THE EXERCISE - Return the number of lines holding "Internal", with nothing added.

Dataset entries
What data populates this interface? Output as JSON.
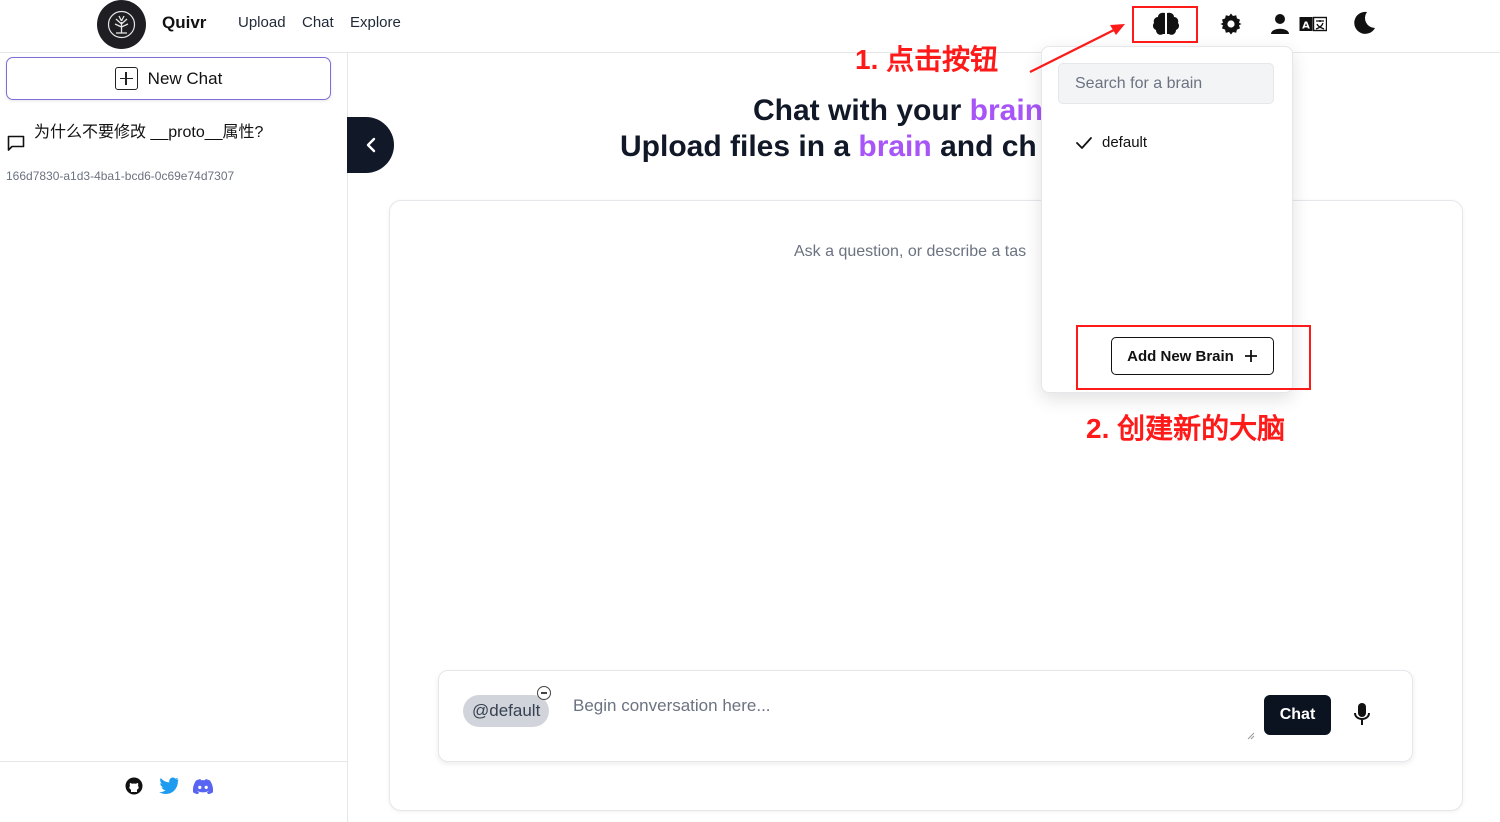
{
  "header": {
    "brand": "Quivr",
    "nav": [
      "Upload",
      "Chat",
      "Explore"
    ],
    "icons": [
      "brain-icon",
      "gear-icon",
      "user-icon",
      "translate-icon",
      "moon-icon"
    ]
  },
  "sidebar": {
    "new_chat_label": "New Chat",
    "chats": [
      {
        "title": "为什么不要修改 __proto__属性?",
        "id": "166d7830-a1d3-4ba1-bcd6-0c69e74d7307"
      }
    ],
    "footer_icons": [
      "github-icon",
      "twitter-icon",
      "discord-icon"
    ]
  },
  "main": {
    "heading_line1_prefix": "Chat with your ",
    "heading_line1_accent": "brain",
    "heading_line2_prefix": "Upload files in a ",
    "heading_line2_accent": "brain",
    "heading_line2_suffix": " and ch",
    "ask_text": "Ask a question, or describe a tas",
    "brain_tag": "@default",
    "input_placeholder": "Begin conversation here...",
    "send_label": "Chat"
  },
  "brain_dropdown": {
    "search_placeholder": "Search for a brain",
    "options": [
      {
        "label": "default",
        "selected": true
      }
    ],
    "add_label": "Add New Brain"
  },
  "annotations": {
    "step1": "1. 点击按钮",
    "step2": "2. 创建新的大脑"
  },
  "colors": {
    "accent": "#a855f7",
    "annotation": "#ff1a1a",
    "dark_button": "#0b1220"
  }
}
--
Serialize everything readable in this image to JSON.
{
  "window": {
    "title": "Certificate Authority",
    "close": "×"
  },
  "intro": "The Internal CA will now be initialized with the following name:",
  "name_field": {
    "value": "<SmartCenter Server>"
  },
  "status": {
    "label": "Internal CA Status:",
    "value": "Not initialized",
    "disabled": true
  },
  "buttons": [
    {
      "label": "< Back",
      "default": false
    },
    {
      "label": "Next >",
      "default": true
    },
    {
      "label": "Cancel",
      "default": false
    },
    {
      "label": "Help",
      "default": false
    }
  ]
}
* * *
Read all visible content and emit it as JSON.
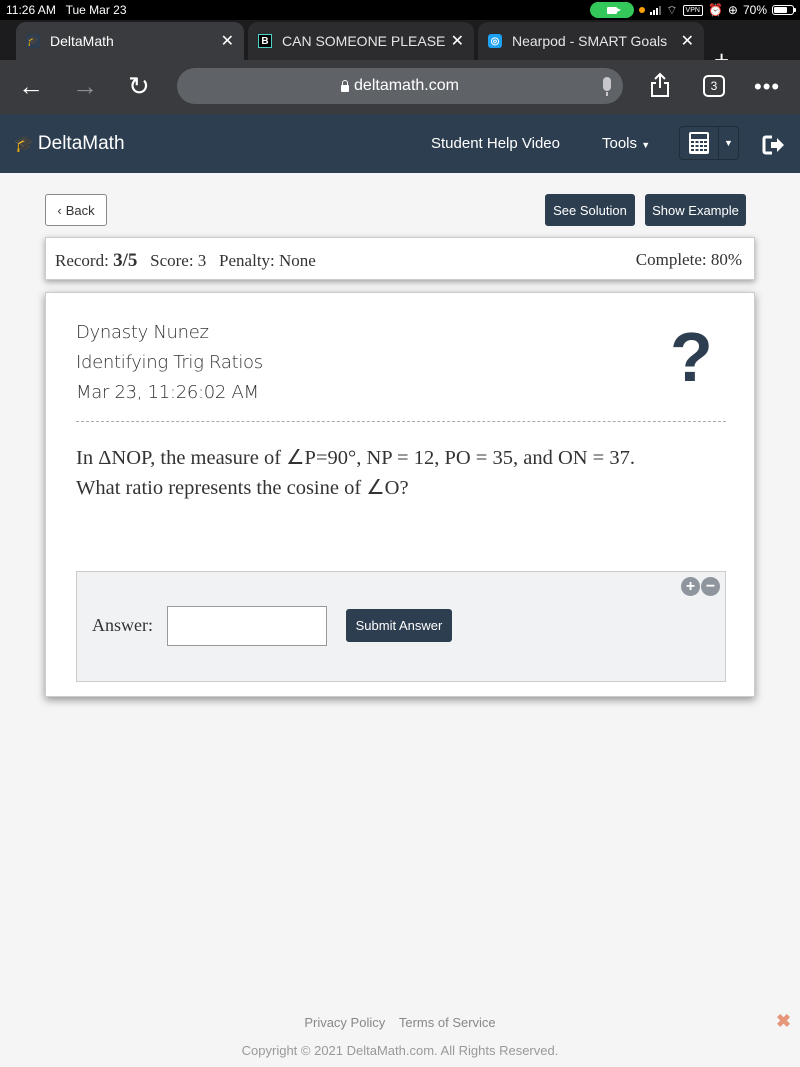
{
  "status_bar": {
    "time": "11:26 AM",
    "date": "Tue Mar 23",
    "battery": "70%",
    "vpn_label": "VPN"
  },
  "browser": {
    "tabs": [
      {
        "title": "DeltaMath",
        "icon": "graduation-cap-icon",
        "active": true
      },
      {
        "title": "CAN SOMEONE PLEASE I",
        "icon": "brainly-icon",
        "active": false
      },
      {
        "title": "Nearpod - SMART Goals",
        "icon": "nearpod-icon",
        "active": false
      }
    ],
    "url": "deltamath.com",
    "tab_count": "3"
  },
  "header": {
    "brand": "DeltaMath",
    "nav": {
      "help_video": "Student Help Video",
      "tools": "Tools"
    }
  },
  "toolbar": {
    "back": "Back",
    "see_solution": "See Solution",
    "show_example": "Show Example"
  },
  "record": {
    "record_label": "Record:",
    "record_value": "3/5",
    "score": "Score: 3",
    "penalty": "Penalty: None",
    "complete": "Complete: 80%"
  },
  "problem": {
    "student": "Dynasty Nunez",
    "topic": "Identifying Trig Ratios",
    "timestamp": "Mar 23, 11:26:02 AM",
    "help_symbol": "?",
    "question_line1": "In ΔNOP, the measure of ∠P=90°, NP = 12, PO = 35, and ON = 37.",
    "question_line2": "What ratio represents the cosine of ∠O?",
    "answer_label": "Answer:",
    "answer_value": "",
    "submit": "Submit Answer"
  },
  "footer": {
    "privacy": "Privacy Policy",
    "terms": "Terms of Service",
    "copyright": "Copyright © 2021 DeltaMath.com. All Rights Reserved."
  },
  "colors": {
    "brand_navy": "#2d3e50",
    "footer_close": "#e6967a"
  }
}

TASK OUTPUT - 2